• [EXERCISE] Wherever a line in the data below holds "JSON", copy that line.

## start

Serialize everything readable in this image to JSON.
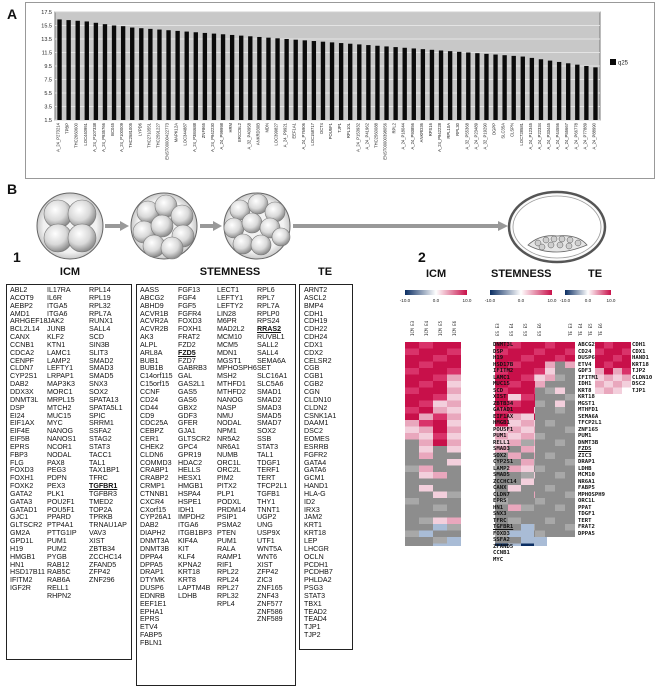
{
  "panels": {
    "a": "A",
    "b": "B",
    "one": "1",
    "two": "2"
  },
  "chart_data": {
    "type": "bar",
    "ylim": [
      1.5,
      17.5
    ],
    "yticks": [
      "17.5",
      "15.5",
      "13.5",
      "11.5",
      "9.5",
      "7.5",
      "5.5",
      "3.5",
      "1.5"
    ],
    "legend": "q25",
    "legend_position": "right",
    "grid": true,
    "series": [
      {
        "name": "q25",
        "values": [
          16.4,
          16.3,
          16.2,
          16.1,
          15.9,
          15.7,
          15.5,
          15.4,
          15.2,
          15.1,
          15.0,
          14.9,
          14.8,
          14.7,
          14.6,
          14.5,
          14.4,
          14.3,
          14.2,
          14.1,
          14.0,
          13.9,
          13.8,
          13.7,
          13.6,
          13.5,
          13.4,
          13.3,
          13.2,
          13.1,
          13.0,
          12.9,
          12.8,
          12.7,
          12.6,
          12.5,
          12.4,
          12.3,
          12.2,
          12.1,
          12.0,
          11.9,
          11.8,
          11.7,
          11.6,
          11.5,
          11.4,
          11.3,
          11.2,
          11.1,
          11.0,
          10.9,
          10.7,
          10.5,
          10.3,
          10.1,
          9.9,
          9.7,
          9.5,
          9.3
        ]
      }
    ],
    "categories": [
      "A_24_P273214",
      "TPBP",
      "THC2660600",
      "LOC440951",
      "A_24_P107338",
      "A_24_P935766",
      "BC045",
      "A_24_P100009",
      "THC2581005",
      "LYPD6",
      "THC2710551",
      "THC2591227",
      "ENST00000422773",
      "MAPK12A",
      "LOC344887",
      "A_24_P384688",
      "ZNF865",
      "A_24_P942230",
      "A_24_P99998",
      "HRM",
      "ERCC5L2",
      "A_32_P40958",
      "ANKRD30B",
      "MDN",
      "LOC399827",
      "A_24_P9921",
      "EEF1A1",
      "A_24_P76906",
      "LOC158717",
      "OCT4",
      "POU5F1",
      "TJP1",
      "RPL10L",
      "A_24_P153932",
      "A_24_P41962",
      "THC2560088",
      "ENST00000398056",
      "RPL2",
      "A_24_P18044",
      "A_24_P93856",
      "ANKRD36",
      "RPS16",
      "A_24_P942228",
      "RPL10A",
      "RPL30",
      "A_32_P55368",
      "A_24_P23489",
      "A_32_P19290",
      "DGPP",
      "SLC35A",
      "CLSPN",
      "LOC728581",
      "A_24_P12345",
      "A_24_P22334",
      "A_24_P33445",
      "A_24_P44556",
      "A_24_P55667",
      "A_24_P66778",
      "A_24_P77889",
      "A_24_P88990"
    ]
  },
  "lists": {
    "icm": {
      "title": "ICM",
      "col1": [
        "ABL2",
        "ACOT9",
        "AEBP2",
        "AMD1",
        "ARHGEF18",
        "BCL2L14",
        "CANX",
        "CCNB1",
        "CDCA2",
        "CENPF",
        "CLDN7",
        "CYP2S1",
        "DAB2",
        "DDX3X",
        "DNMT3L",
        "DSP",
        "EI24",
        "EIF1AX",
        "EIF4E",
        "EIF5B",
        "EPRS",
        "FBP3",
        "FLG",
        "FOXD3",
        "FOXH1",
        "FOXK2",
        "GATA2",
        "GATA3",
        "GATAD1",
        "GJC1",
        "GLTSCR2",
        "GM2A",
        "GPD1L",
        "H19",
        "HMGB1",
        "HN1",
        "HSD17B11",
        "IFITM2",
        "IGF2R"
      ],
      "col2": [
        "IL17RA",
        "IL6R",
        "ITGA5",
        "ITGA6",
        "JAK2",
        "JUNB",
        "KLF2",
        "KTN1",
        "LAMC1",
        "LAMP2",
        "LEFTY1",
        "LRPAP1",
        "MAP3K3",
        "MORC1",
        "MRPL15",
        "MTCH2",
        "MUC15",
        "MYC",
        "NANOG",
        "NANOS1",
        "NCOR1",
        "NODAL",
        "PAX8",
        "PEG3",
        "PDPN",
        "PEX3",
        "PLK1",
        "POU2F1",
        "POU5F1",
        "PPARD",
        "PTP4A1",
        "PTTG1IP",
        "PUM1",
        "PUM2",
        "PYGB",
        "RAB12",
        "RAB5C",
        "RAB6A",
        "RELL1",
        "RHPN2"
      ],
      "col3": [
        "RPL14",
        "RPL19",
        "RPL32",
        "RPL7A",
        "RUNX1",
        "SALL4",
        "SCD",
        "SIN3B",
        "SLIT3",
        "SMAD2",
        "SMAD3",
        "SMAD5",
        "SNX3",
        "SOX2",
        "SPATA13",
        "SPATA5L1",
        "SPIC",
        "SRRM1",
        "SSFA2",
        "STAG2",
        "STAT3",
        "TACC1",
        "TAL1",
        "TAX1BP1",
        "TFRC",
        "TGFBR1",
        "TGFBR3",
        "TMED2",
        "TOP2A",
        "TPRKB",
        "TRNAU1AP",
        "VAV3",
        "XIST",
        "ZBTB34",
        "ZCCHC14",
        "ZFAND5",
        "ZFP42",
        "ZNF296"
      ]
    },
    "stemness": {
      "title": "STEMNESS",
      "col1": [
        "AASS",
        "ABCG2",
        "ABHD9",
        "ACVR1B",
        "ACVR2A",
        "ACVR2B",
        "AK3",
        "ALPL",
        "ARL8A",
        "BUB1",
        "BUB1B",
        "C14orf115",
        "C15orf15",
        "CCNF",
        "CD24",
        "CD44",
        "CD9",
        "CDC25A",
        "CEBPZ",
        "CER1",
        "CHEK2",
        "CLDN6",
        "COMMD3",
        "CRABP1",
        "CRABP2",
        "CRMP1",
        "CTNNB1",
        "CXCR4",
        "CXorf15",
        "CYP26A1",
        "DAB2",
        "DIAPH2",
        "DNMT3A",
        "DNMT3B",
        "DPPA4",
        "DPPA5",
        "DRAP1",
        "DTYMK",
        "DUSP6",
        "EDNRB",
        "EEF1E1",
        "EPHA1",
        "EPRS",
        "ETV4",
        "FABP5",
        "FBLN1"
      ],
      "col2": [
        "FGF13",
        "FGF4",
        "FGF5",
        "FGFR4",
        "FOXD3",
        "FOXH1",
        "FRAT2",
        "FZD2",
        "FZD5",
        "FZD7",
        "GABRB3",
        "GAL",
        "GAS2L1",
        "GAS5",
        "GAS6",
        "GBX2",
        "GDF3",
        "GFER",
        "GJA1",
        "GLTSCR2",
        "GPC4",
        "GPR19",
        "HDAC2",
        "HELLS",
        "HESX1",
        "HMGB1",
        "HSPA4",
        "HSPE1",
        "IDH1",
        "IMPDH2",
        "ITGA6",
        "ITGB1BP3",
        "KIF4A",
        "KIT",
        "KLF4",
        "KPNA2",
        "KRT18",
        "KRT8",
        "LAPTM4B",
        "LDHB"
      ],
      "col3": [
        "LECT1",
        "LEFTY1",
        "LEFTY2",
        "LIN28",
        "M6PR",
        "MAD2L2",
        "MCM10",
        "MCM5",
        "MDN1",
        "MGST1",
        "MPHOSPH6",
        "MSH2",
        "MTHFD1",
        "MTHFD2",
        "NANOG",
        "NASP",
        "NMU",
        "NODAL",
        "NPM1",
        "NR5A2",
        "NR6A1",
        "NUMB",
        "ORC1L",
        "ORC2L",
        "PIM2",
        "PITX2",
        "PLP1",
        "PODXL",
        "PRDM14",
        "PSIP1",
        "PSMA2",
        "PTEN",
        "PUM1",
        "RALA",
        "RAMP1",
        "RIF1",
        "RPL22",
        "RPL24",
        "RPL27",
        "RPL32",
        "RPL4"
      ],
      "col4": [
        "RPL6",
        "RPL7",
        "RPL7A",
        "RPLP0",
        "RPS24",
        "RRAS2",
        "RUVBL1",
        "SALL2",
        "SALL4",
        "SEMA6A",
        "SET",
        "SLC16A1",
        "SLC5A6",
        "SMAD1",
        "SMAD2",
        "SMAD3",
        "SMAD5",
        "SMAD7",
        "SOX2",
        "SSB",
        "STAT3",
        "TAL1",
        "TDGF1",
        "TERF1",
        "TERT",
        "TFCP2L1",
        "TGFB1",
        "THY1",
        "TNNT1",
        "UGP2",
        "UNG",
        "USP9X",
        "UTF1",
        "WNT5A",
        "WNT6",
        "XIST",
        "ZFP42",
        "ZIC3",
        "ZNF165",
        "ZNF43",
        "ZNF577",
        "ZNF586",
        "ZNF589"
      ]
    },
    "te": {
      "title": "TE",
      "col1": [
        "ARNT2",
        "ASCL2",
        "BMP4",
        "CDH1",
        "CDH19",
        "CDH22",
        "CDH24",
        "CDX1",
        "CDX2",
        "CELSR2",
        "CGB",
        "CGB1",
        "CGB2",
        "CGN",
        "CLDN10",
        "CLDN2",
        "CSNK1A1",
        "DAAM1",
        "DSC2",
        "EOMES",
        "ESRRB",
        "FGFR2",
        "GATA4",
        "GATA6",
        "GCM1",
        "HAND1",
        "HLA-G",
        "ID2",
        "IRX3",
        "JAM2",
        "KRT1",
        "KRT18",
        "LEP",
        "LHCGR",
        "OCLN",
        "PCDH1",
        "PCDHB7",
        "PHLDA2",
        "PSG3",
        "STAT3",
        "TBX1",
        "TEAD2",
        "TEAD4",
        "TJP1",
        "TJP2"
      ]
    }
  },
  "heatmaps": {
    "icm": {
      "title": "ICM",
      "scale": [
        "-10.0",
        "0.0",
        "10.0"
      ],
      "cols": [
        "ICM E3",
        "ICM E4",
        "ICM E5",
        "ICM E6"
      ],
      "rows": [
        "DNMT3L",
        "DSP",
        "H19",
        "HSD17B",
        "IFITM2",
        "LAMC1",
        "MUC15",
        "SCD",
        "XIST",
        "ZBTB34",
        "GATAD1",
        "EIF1AX",
        "HMGB1",
        "POU5F1",
        "PUM1",
        "RELL1",
        "SMAD3",
        "SOX2",
        "CYP2S1",
        "LAMP2",
        "SMAD5",
        "ZCCHC14",
        "CANX",
        "CLDN7",
        "EPRS",
        "HN1",
        "SNX3",
        "TFRC",
        "TGFBR1",
        "FOXD3",
        "SSFA2",
        "ZFAND5",
        "CCNB1",
        "MYC"
      ]
    },
    "stemness": {
      "title": "STEMNESS",
      "scale": [
        "-10.0",
        "0.0",
        "10.0"
      ],
      "cols": [
        "ES E3",
        "ES E4",
        "ES E5",
        "ES E6"
      ]
    },
    "te": {
      "title": "TE",
      "scale": [
        "-10.0",
        "0.0",
        "10.0"
      ],
      "cols": [
        "TE E3",
        "TE E4",
        "TE E5",
        "TE E6"
      ],
      "rows_left": [
        "ABCG2",
        "CD24",
        "DUSP6",
        "ETV4",
        "GDF3",
        "IFITM1",
        "IDH1",
        "KRT8",
        "KRT18",
        "MGST1",
        "MTHFD1",
        "SEMA6A",
        "TFCP2L1",
        "ZNF165",
        "PUM1",
        "DNMT3B",
        "FZD5",
        "ZIC3",
        "DRAP1",
        "LDHB",
        "MCM10",
        "NR6A1",
        "FABP5",
        "MPHOSPH9",
        "ORC1L",
        "PPAT",
        "TDGF1",
        "TERT",
        "FRAT2",
        "DPPA5"
      ],
      "rows_right": [
        "CDH1",
        "CDX1",
        "HAND1",
        "KRT18",
        "TJP2",
        "CLDN10",
        "DSC2",
        "TJP1"
      ]
    }
  },
  "colors": {
    "bar": "#0a0a0a",
    "high": "#c8104a",
    "mid": "#e9a7bd",
    "neutral": "#8a8a8a",
    "low": "#0b2e63"
  }
}
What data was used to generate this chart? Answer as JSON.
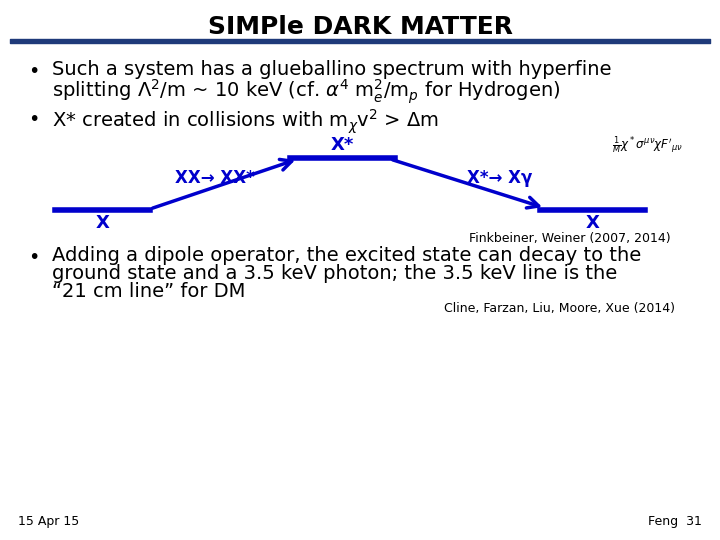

## end

• [ANSWER FOR THE TASK]
Serialize everything readable in this image to JSON.
What data was used to generate this chart? Answer as JSON.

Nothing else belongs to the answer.